What the task asks
Below are some records. Copy every line in them that holds "respiration".

Entries taken from a collection
^^^^
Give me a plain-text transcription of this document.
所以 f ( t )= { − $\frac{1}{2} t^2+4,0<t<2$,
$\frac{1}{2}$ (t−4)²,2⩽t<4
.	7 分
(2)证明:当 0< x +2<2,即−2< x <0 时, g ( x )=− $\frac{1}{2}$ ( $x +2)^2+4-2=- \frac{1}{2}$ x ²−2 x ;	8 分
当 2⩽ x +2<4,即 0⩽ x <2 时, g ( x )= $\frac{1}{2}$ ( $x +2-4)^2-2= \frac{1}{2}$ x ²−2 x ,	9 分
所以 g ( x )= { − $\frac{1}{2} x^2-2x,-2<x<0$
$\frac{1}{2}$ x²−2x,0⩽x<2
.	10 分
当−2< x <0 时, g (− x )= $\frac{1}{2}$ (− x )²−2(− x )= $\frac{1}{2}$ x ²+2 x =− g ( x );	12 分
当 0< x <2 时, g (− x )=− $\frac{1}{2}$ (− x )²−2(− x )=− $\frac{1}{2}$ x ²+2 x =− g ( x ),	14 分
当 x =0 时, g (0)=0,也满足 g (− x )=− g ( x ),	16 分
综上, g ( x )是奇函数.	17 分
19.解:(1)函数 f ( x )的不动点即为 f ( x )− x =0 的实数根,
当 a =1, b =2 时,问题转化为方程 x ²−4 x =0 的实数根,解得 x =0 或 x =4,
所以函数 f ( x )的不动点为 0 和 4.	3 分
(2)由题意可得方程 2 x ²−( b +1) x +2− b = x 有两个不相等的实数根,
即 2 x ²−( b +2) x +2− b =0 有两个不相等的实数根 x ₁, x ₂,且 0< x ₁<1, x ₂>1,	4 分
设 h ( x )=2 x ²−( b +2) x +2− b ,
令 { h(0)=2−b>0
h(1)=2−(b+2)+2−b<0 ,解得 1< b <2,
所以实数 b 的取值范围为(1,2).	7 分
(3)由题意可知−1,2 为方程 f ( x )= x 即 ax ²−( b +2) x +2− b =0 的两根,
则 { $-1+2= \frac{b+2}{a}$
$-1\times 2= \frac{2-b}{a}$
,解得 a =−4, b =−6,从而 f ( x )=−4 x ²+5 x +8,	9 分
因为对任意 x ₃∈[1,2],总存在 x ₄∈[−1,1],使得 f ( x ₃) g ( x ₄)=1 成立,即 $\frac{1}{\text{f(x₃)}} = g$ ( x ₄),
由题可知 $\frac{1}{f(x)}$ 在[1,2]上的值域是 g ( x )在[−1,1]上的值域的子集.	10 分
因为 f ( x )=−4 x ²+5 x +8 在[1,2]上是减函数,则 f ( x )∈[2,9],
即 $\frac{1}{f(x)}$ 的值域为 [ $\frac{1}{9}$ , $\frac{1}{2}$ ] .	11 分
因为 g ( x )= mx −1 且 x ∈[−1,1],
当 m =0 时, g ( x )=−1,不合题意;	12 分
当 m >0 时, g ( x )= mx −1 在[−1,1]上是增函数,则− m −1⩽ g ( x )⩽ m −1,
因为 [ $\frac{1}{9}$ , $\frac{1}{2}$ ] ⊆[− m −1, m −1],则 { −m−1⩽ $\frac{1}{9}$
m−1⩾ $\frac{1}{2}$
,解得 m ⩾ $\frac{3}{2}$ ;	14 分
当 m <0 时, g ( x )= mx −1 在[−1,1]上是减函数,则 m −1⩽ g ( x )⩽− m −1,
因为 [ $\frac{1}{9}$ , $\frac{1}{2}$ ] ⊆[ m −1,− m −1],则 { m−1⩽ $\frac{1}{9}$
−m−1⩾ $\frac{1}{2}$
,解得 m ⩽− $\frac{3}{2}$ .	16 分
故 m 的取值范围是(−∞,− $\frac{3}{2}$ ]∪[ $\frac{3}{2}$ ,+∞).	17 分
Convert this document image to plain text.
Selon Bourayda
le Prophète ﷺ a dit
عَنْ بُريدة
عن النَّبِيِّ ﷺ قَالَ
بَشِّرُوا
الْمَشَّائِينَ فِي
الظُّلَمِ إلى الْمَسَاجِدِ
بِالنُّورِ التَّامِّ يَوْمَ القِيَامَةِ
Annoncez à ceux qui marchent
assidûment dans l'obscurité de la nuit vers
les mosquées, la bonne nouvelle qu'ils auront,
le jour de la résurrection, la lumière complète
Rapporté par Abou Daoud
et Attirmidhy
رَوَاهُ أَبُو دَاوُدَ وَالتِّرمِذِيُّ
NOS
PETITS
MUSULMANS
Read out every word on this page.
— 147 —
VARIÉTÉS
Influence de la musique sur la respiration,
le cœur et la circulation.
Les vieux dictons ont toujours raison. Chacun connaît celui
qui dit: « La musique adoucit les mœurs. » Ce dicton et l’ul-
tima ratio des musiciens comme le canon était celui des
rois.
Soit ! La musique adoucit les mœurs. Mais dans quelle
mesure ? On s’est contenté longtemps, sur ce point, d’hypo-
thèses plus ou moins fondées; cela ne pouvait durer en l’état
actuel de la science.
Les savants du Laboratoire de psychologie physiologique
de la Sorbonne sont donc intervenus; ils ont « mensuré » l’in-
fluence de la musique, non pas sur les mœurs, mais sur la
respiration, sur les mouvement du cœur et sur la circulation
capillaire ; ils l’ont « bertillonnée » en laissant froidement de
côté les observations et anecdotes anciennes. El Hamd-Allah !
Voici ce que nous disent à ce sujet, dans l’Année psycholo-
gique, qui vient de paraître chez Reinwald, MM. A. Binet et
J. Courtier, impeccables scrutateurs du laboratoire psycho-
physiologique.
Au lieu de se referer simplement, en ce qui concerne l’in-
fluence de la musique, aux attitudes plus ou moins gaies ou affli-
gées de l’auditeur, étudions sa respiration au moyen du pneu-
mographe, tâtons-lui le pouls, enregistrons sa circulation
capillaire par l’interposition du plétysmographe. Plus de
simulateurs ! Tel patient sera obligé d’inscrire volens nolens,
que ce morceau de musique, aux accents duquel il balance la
^^^^
Solution
Influence de la musique sur la respiration,
respiration, sur les mouvement du cœur et sur la circulation
gées de l’auditeur, étudions sa respiration au moyen du pneu-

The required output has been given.